Reproduce the stretch of the NAFLD study abstract from "Objective: There is" through "model assessment (HOMA-IR).", substituting "teenagers" for every occurrence of "adolescents".

## EXTRACTED TEXT
****

Objective: There is increasing evidence for an association between non-alcoholic fatty liver disease (NAFLD) and an increased risk of cardiovascular morbidity and mortality. The aim of this study was to investigate the association between aspartate aminotransferase-to-platelet ratio index (APRI) and carotid intima-media thickness (IMT) in obese adolescents with NAFLD.
Methods: Seventy-six obese adolescents and 36 lean subjects were enrolled in this cross-sectional single-centre study. The obese subjects were divided into two subgroups based on the presence or absence of fatty liver with high transaminase levels (NAFLD group and non-NAFLD group). Fasting blood samples were assayed for transaminase, glucose, and insulin levels. Insulin resistance was calculated by the homeostasis model assessment (HOMA-IR).
Results: APRI values were higher in both obese groups (NAFLD and non-NAFLD) in comparison with the lean group. The NAFLD group had significantly higher APRI values than the non-NAFLD obese group and the lean group. Carotid IMT was higher in both obese groups (NAFLD and non-NAFLD) in comparison with the lean group. The NAFLD group had significantly higher measurements of carotid IMT than the non-NAFLD group and the lean group. APRI was positively correlated with most of the metabolic parameters (total cholesterol, low-density lipoprotein cholesterol, glucose, insulin, HOMA-IR) and with carotid IMT in the NAFLD obese group.
Conclusions: This study demonstrated that a significant relationship exists between APRI and carotid IMT in obese adolescents with NAFLD. We suggest that an increased APRI score in obese adolescents with NAFLD can possibly serve to predict a more adverse cardiovascular risk profile.

****

Collected data entries:
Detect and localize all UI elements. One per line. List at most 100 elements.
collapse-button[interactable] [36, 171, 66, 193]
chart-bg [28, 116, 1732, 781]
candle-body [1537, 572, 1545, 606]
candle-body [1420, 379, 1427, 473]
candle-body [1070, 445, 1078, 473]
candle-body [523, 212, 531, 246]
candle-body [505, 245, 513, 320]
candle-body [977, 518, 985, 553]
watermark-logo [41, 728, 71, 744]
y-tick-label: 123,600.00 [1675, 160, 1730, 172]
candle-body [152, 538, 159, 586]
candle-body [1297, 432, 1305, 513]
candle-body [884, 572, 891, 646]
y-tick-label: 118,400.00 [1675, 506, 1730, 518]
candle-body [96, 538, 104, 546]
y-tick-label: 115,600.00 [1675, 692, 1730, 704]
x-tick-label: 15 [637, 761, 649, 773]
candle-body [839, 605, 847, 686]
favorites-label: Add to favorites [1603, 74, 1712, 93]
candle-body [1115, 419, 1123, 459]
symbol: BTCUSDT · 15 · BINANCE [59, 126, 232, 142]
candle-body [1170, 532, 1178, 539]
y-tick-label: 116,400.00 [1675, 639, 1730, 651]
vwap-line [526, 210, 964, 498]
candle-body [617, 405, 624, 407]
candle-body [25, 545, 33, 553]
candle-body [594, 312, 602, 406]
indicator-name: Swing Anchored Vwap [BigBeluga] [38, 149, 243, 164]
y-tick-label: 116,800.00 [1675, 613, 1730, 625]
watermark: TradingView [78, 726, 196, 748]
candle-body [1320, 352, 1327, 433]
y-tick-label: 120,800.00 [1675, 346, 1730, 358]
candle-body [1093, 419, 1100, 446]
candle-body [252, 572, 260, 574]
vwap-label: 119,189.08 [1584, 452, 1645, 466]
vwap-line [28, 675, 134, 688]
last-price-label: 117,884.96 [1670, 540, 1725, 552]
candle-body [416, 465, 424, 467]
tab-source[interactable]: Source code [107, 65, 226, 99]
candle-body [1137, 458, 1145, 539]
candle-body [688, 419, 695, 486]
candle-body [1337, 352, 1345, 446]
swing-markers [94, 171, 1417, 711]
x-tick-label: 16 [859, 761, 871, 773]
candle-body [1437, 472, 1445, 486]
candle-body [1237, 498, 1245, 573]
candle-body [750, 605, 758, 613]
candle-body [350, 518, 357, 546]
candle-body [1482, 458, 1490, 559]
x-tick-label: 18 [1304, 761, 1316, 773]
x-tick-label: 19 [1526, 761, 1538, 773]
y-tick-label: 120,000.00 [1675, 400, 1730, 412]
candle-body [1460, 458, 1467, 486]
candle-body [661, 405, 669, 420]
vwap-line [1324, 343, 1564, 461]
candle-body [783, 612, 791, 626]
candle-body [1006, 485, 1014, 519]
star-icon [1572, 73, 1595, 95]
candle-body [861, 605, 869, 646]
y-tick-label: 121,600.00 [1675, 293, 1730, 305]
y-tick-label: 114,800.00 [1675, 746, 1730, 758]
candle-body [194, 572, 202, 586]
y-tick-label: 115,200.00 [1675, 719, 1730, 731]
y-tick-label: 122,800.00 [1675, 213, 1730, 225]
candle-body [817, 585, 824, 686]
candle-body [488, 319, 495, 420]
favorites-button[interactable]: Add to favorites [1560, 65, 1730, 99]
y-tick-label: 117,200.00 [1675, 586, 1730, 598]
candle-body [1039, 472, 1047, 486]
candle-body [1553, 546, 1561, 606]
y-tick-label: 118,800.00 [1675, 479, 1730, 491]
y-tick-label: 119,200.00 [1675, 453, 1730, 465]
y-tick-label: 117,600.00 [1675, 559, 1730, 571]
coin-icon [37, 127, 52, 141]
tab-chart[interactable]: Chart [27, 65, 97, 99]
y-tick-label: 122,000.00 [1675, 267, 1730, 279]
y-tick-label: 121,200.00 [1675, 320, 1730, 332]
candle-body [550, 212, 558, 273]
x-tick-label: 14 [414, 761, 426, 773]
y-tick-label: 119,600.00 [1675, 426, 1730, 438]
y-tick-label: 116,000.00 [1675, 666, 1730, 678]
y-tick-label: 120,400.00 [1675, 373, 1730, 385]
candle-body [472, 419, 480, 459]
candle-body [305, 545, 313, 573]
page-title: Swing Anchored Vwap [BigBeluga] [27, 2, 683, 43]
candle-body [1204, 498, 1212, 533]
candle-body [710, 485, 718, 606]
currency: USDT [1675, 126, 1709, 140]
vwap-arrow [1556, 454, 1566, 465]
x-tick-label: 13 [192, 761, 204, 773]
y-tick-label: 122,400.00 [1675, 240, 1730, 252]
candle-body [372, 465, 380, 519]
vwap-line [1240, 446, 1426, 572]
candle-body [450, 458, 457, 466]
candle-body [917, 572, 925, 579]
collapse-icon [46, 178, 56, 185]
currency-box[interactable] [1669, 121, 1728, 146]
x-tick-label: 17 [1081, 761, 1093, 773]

****

## ANSWER TO THE PROBLEM
Objective: There is increasing evidence for an association between non-alcoholic fatty liver disease (NAFLD) and an increased risk of cardiovascular morbidity and mortality. The aim of this study was to investigate the association between aspartate aminotransferase-to-platelet ratio index (APRI) and carotid intima-media thickness (IMT) in obese teenagers with NAFLD.
Methods: Seventy-six obese teenagers and 36 lean subjects were enrolled in this cross-sectional single-centre study. The obese subjects were divided into two subgroups based on the presence or absence of fatty liver with high transaminase levels (NAFLD group and non-NAFLD group). Fasting blood samples were assayed for transaminase, glucose, and insulin levels. Insulin resistance was calculated by the homeostasis model assessment (HOMA-IR).